* _Task instructions_: Each record needs to be echoed exactly; can you do that?

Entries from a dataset
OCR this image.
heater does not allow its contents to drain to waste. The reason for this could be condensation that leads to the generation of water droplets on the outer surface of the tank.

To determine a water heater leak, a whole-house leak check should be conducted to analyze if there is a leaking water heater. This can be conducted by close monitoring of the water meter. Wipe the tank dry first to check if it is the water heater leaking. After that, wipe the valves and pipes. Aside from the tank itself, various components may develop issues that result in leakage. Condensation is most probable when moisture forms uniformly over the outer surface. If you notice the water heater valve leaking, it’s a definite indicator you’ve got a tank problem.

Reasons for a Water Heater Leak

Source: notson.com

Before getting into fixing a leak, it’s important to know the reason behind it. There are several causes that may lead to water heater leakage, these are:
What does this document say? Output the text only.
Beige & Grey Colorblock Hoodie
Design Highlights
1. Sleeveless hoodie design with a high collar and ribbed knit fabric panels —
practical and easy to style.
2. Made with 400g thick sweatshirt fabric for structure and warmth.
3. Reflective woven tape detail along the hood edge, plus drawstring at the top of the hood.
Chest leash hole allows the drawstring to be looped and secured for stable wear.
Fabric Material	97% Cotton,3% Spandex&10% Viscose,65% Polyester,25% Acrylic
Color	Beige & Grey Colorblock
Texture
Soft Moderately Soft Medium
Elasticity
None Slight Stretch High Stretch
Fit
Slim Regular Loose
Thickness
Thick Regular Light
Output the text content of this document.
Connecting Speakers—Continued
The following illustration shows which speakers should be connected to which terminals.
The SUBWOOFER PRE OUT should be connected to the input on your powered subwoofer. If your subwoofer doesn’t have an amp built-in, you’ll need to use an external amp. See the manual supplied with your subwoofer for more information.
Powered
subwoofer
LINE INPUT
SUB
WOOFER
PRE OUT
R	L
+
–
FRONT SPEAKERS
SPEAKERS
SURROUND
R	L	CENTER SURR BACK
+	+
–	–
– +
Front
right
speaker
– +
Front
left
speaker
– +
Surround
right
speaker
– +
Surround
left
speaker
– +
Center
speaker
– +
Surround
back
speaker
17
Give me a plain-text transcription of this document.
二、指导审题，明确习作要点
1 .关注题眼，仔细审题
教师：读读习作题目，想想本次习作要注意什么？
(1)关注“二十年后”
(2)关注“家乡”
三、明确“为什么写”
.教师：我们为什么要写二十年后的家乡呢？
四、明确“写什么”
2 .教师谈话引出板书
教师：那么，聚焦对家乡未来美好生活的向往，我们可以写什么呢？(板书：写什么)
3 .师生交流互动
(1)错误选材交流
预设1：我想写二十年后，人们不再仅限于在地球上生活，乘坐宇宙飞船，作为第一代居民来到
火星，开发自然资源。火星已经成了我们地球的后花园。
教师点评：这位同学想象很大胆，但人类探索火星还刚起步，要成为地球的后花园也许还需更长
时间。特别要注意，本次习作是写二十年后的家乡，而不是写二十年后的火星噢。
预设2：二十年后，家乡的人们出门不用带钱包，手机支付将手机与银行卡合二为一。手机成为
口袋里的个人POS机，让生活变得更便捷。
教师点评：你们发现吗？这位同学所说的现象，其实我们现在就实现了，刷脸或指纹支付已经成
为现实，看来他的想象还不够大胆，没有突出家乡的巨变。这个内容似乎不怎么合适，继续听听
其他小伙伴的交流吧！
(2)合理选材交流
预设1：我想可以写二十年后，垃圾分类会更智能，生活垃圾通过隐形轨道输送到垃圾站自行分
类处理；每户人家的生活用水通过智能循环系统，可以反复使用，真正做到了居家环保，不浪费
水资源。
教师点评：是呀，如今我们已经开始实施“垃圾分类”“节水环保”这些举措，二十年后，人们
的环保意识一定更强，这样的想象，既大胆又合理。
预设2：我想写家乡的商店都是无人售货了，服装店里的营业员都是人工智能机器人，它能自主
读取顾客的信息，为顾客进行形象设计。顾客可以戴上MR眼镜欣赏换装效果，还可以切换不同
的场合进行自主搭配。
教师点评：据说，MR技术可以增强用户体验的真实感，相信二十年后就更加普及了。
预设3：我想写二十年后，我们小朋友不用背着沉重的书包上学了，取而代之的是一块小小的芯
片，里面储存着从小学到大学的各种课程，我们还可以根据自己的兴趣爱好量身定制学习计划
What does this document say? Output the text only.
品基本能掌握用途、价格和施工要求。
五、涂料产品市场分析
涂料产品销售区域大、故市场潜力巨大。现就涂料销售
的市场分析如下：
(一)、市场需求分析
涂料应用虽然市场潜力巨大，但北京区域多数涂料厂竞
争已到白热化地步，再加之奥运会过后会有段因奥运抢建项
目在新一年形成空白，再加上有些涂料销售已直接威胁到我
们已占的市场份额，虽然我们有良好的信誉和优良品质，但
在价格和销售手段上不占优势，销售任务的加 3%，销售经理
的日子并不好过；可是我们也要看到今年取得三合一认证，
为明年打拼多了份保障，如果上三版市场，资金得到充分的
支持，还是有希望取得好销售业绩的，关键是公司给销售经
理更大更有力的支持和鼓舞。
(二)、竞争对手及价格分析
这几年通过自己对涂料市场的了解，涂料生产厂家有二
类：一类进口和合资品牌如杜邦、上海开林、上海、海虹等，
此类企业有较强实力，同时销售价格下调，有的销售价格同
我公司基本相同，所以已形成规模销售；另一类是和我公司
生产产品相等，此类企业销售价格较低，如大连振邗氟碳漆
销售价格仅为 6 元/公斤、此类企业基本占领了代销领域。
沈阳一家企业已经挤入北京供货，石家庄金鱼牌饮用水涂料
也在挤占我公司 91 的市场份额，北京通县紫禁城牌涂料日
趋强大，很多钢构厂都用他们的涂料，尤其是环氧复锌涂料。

* _Output for this task_:
OCR this image.
heater does not allow its contents to drain to waste. The reason for this could be condensation that leads to the generation of water droplets on the outer surface of the tank.

To determine a water heater leak, a whole-house leak check should be conducted to analyze if there is a leaking water heater. This can be conducted by close monitoring of the water meter. Wipe the tank dry first to check if it is the water heater leaking. After that, wipe the valves and pipes. Aside from the tank itself, various components may develop issues that result in leakage. Condensation is most probable when moisture forms uniformly over the outer surface. If you notice the water heater valve leaking, it’s a definite indicator you’ve got a tank problem.

Reasons for a Water Heater Leak

Source: notson.com

Before getting into fixing a leak, it’s important to know the reason behind it. There are several causes that may lead to water heater leakage, these are:
What does this document say? Output the text only.
Beige & Grey Colorblock Hoodie
Design Highlights
1. Sleeveless hoodie design with a high collar and ribbed knit fabric panels —
practical and easy to style.
2. Made with 400g thick sweatshirt fabric for structure and warmth.
3. Reflective woven tape detail along the hood edge, plus drawstring at the top of the hood.
Chest leash hole allows the drawstring to be looped and secured for stable wear.
Fabric Material	97% Cotton,3% Spandex&10% Viscose,65% Polyester,25% Acrylic
Color	Beige & Grey Colorblock
Texture
Soft Moderately Soft Medium
Elasticity
None Slight Stretch High Stretch
Fit
Slim Regular Loose
Thickness
Thick Regular Light
Output the text content of this document.
Connecting Speakers—Continued
The following illustration shows which speakers should be connected to which terminals.
The SUBWOOFER PRE OUT should be connected to the input on your powered subwoofer. If your subwoofer doesn’t have an amp built-in, you’ll need to use an external amp. See the manual supplied with your subwoofer for more information.
Powered
subwoofer
LINE INPUT
SUB
WOOFER
PRE OUT
R	L
+
–
FRONT SPEAKERS
SPEAKERS
SURROUND
R	L	CENTER SURR BACK
+	+
–	–
– +
Front
right
speaker
– +
Front
left
speaker
– +
Surround
right
speaker
– +
Surround
left
speaker
– +
Center
speaker
– +
Surround
back
speaker
17
Give me a plain-text transcription of this document.
二、指导审题，明确习作要点
1 .关注题眼，仔细审题
教师：读读习作题目，想想本次习作要注意什么？
(1)关注“二十年后”
(2)关注“家乡”
三、明确“为什么写”
.教师：我们为什么要写二十年后的家乡呢？
四、明确“写什么”
2 .教师谈话引出板书
教师：那么，聚焦对家乡未来美好生活的向往，我们可以写什么呢？(板书：写什么)
3 .师生交流互动
(1)错误选材交流
预设1：我想写二十年后，人们不再仅限于在地球上生活，乘坐宇宙飞船，作为第一代居民来到
火星，开发自然资源。火星已经成了我们地球的后花园。
教师点评：这位同学想象很大胆，但人类探索火星还刚起步，要成为地球的后花园也许还需更长
时间。特别要注意，本次习作是写二十年后的家乡，而不是写二十年后的火星噢。
预设2：二十年后，家乡的人们出门不用带钱包，手机支付将手机与银行卡合二为一。手机成为
口袋里的个人POS机，让生活变得更便捷。
教师点评：你们发现吗？这位同学所说的现象，其实我们现在就实现了，刷脸或指纹支付已经成
为现实，看来他的想象还不够大胆，没有突出家乡的巨变。这个内容似乎不怎么合适，继续听听
其他小伙伴的交流吧！
(2)合理选材交流
预设1：我想可以写二十年后，垃圾分类会更智能，生活垃圾通过隐形轨道输送到垃圾站自行分
类处理；每户人家的生活用水通过智能循环系统，可以反复使用，真正做到了居家环保，不浪费
水资源。
教师点评：是呀，如今我们已经开始实施“垃圾分类”“节水环保”这些举措，二十年后，人们
的环保意识一定更强，这样的想象，既大胆又合理。
预设2：我想写家乡的商店都是无人售货了，服装店里的营业员都是人工智能机器人，它能自主
读取顾客的信息，为顾客进行形象设计。顾客可以戴上MR眼镜欣赏换装效果，还可以切换不同
的场合进行自主搭配。
教师点评：据说，MR技术可以增强用户体验的真实感，相信二十年后就更加普及了。
预设3：我想写二十年后，我们小朋友不用背着沉重的书包上学了，取而代之的是一块小小的芯
片，里面储存着从小学到大学的各种课程，我们还可以根据自己的兴趣爱好量身定制学习计划
What does this document say? Output the text only.
品基本能掌握用途、价格和施工要求。
五、涂料产品市场分析
涂料产品销售区域大、故市场潜力巨大。现就涂料销售
的市场分析如下：
(一)、市场需求分析
涂料应用虽然市场潜力巨大，但北京区域多数涂料厂竞
争已到白热化地步，再加之奥运会过后会有段因奥运抢建项
目在新一年形成空白，再加上有些涂料销售已直接威胁到我
们已占的市场份额，虽然我们有良好的信誉和优良品质，但
在价格和销售手段上不占优势，销售任务的加 3%，销售经理
的日子并不好过；可是我们也要看到今年取得三合一认证，
为明年打拼多了份保障，如果上三版市场，资金得到充分的
支持，还是有希望取得好销售业绩的，关键是公司给销售经
理更大更有力的支持和鼓舞。
(二)、竞争对手及价格分析
这几年通过自己对涂料市场的了解，涂料生产厂家有二
类：一类进口和合资品牌如杜邦、上海开林、上海、海虹等，
此类企业有较强实力，同时销售价格下调，有的销售价格同
我公司基本相同，所以已形成规模销售；另一类是和我公司
生产产品相等，此类企业销售价格较低，如大连振邗氟碳漆
销售价格仅为 6 元/公斤、此类企业基本占领了代销领域。
沈阳一家企业已经挤入北京供货，石家庄金鱼牌饮用水涂料
也在挤占我公司 91 的市场份额，北京通县紫禁城牌涂料日
趋强大，很多钢构厂都用他们的涂料，尤其是环氧复锌涂料。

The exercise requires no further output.